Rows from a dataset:
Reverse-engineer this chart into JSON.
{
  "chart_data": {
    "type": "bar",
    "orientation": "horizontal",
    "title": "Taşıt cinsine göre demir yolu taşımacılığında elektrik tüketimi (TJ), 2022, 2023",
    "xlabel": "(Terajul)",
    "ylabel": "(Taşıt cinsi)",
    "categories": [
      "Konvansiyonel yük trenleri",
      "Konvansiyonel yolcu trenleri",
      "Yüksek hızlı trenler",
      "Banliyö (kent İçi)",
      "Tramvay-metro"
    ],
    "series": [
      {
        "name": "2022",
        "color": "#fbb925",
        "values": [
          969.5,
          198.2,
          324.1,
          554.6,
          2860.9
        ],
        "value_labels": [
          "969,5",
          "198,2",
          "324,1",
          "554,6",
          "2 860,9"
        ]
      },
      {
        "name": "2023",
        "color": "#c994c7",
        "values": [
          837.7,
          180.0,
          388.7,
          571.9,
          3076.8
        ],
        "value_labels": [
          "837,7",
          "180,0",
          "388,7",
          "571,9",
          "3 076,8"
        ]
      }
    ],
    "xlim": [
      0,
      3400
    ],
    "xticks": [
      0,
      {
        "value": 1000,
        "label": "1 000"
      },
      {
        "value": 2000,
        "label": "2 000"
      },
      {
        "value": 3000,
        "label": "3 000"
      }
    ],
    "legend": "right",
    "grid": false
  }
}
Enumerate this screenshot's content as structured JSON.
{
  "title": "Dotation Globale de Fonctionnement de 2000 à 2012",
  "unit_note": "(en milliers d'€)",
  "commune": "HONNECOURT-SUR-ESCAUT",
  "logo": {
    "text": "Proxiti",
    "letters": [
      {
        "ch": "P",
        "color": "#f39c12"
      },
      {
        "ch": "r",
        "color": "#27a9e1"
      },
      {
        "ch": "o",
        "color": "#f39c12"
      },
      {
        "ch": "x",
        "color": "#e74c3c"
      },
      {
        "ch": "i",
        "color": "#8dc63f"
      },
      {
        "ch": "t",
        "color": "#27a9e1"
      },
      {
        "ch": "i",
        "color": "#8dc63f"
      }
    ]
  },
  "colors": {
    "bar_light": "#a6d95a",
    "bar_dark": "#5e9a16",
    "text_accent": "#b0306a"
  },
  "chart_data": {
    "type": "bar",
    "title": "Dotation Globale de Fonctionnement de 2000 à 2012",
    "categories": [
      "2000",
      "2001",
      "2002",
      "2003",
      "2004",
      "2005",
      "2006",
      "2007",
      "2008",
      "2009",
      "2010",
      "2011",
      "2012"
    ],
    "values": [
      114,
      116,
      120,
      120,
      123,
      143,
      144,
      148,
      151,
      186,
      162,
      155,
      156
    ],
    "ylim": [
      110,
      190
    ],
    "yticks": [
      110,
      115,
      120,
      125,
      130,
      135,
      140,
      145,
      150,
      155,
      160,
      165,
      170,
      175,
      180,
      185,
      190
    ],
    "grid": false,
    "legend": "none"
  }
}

§ WHAT YOU SHOULD DO: Repeat the records exactly, including every line.

§ EXERCISE SOLUTION:
Reverse-engineer this chart into JSON.
{
  "chart_data": {
    "type": "bar",
    "orientation": "horizontal",
    "title": "Taşıt cinsine göre demir yolu taşımacılığında elektrik tüketimi (TJ), 2022, 2023",
    "xlabel": "(Terajul)",
    "ylabel": "(Taşıt cinsi)",
    "categories": [
      "Konvansiyonel yük trenleri",
      "Konvansiyonel yolcu trenleri",
      "Yüksek hızlı trenler",
      "Banliyö (kent İçi)",
      "Tramvay-metro"
    ],
    "series": [
      {
        "name": "2022",
        "color": "#fbb925",
        "values": [
          969.5,
          198.2,
          324.1,
          554.6,
          2860.9
        ],
        "value_labels": [
          "969,5",
          "198,2",
          "324,1",
          "554,6",
          "2 860,9"
        ]
      },
      {
        "name": "2023",
        "color": "#c994c7",
        "values": [
          837.7,
          180.0,
          388.7,
          571.9,
          3076.8
        ],
        "value_labels": [
          "837,7",
          "180,0",
          "388,7",
          "571,9",
          "3 076,8"
        ]
      }
    ],
    "xlim": [
      0,
      3400
    ],
    "xticks": [
      0,
      {
        "value": 1000,
        "label": "1 000"
      },
      {
        "value": 2000,
        "label": "2 000"
      },
      {
        "value": 3000,
        "label": "3 000"
      }
    ],
    "legend": "right",
    "grid": false
  }
}
Enumerate this screenshot's content as structured JSON.
{
  "title": "Dotation Globale de Fonctionnement de 2000 à 2012",
  "unit_note": "(en milliers d'€)",
  "commune": "HONNECOURT-SUR-ESCAUT",
  "logo": {
    "text": "Proxiti",
    "letters": [
      {
        "ch": "P",
        "color": "#f39c12"
      },
      {
        "ch": "r",
        "color": "#27a9e1"
      },
      {
        "ch": "o",
        "color": "#f39c12"
      },
      {
        "ch": "x",
        "color": "#e74c3c"
      },
      {
        "ch": "i",
        "color": "#8dc63f"
      },
      {
        "ch": "t",
        "color": "#27a9e1"
      },
      {
        "ch": "i",
        "color": "#8dc63f"
      }
    ]
  },
  "colors": {
    "bar_light": "#a6d95a",
    "bar_dark": "#5e9a16",
    "text_accent": "#b0306a"
  },
  "chart_data": {
    "type": "bar",
    "title": "Dotation Globale de Fonctionnement de 2000 à 2012",
    "categories": [
      "2000",
      "2001",
      "2002",
      "2003",
      "2004",
      "2005",
      "2006",
      "2007",
      "2008",
      "2009",
      "2010",
      "2011",
      "2012"
    ],
    "values": [
      114,
      116,
      120,
      120,
      123,
      143,
      144,
      148,
      151,
      186,
      162,
      155,
      156
    ],
    "ylim": [
      110,
      190
    ],
    "yticks": [
      110,
      115,
      120,
      125,
      130,
      135,
      140,
      145,
      150,
      155,
      160,
      165,
      170,
      175,
      180,
      185,
      190
    ],
    "grid": false,
    "legend": "none"
  }
}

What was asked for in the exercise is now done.